[Part of a data file]
--------------------------------------------------
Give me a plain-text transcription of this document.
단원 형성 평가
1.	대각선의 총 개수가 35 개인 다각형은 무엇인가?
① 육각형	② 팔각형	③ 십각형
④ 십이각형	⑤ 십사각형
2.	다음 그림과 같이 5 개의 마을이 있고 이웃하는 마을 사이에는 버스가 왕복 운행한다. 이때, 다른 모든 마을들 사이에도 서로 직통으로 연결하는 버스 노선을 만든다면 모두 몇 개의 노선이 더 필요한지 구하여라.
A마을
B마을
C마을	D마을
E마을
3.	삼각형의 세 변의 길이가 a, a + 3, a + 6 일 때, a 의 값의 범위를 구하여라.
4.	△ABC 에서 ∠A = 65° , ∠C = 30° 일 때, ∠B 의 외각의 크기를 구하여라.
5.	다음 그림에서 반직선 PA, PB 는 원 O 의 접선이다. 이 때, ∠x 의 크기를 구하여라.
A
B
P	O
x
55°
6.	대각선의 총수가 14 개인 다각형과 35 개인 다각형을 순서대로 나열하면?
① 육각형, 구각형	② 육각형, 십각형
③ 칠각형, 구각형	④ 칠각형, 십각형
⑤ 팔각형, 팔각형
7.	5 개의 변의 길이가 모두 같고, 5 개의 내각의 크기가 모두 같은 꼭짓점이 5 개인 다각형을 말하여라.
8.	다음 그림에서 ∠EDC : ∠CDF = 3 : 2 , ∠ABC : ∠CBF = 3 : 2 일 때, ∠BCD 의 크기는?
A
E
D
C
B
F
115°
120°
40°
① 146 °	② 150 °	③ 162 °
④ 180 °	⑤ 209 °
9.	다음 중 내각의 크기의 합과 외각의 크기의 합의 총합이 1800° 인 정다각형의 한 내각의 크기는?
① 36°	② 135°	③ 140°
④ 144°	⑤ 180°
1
--------------------------------------------------
* Given instruction
Find the string "그림에서" in the records, then copy each line where it occurs.

* Solution
5.	다음 그림에서 반직선 PA, PB 는 원 O 의 접선이다. 이 때, ∠x 의 크기를 구하여라.
8.	다음 그림에서 ∠EDC : ∠CDF = 3 : 2 , ∠ABC : ∠CBF = 3 : 2 일 때, ∠BCD 의 크기는?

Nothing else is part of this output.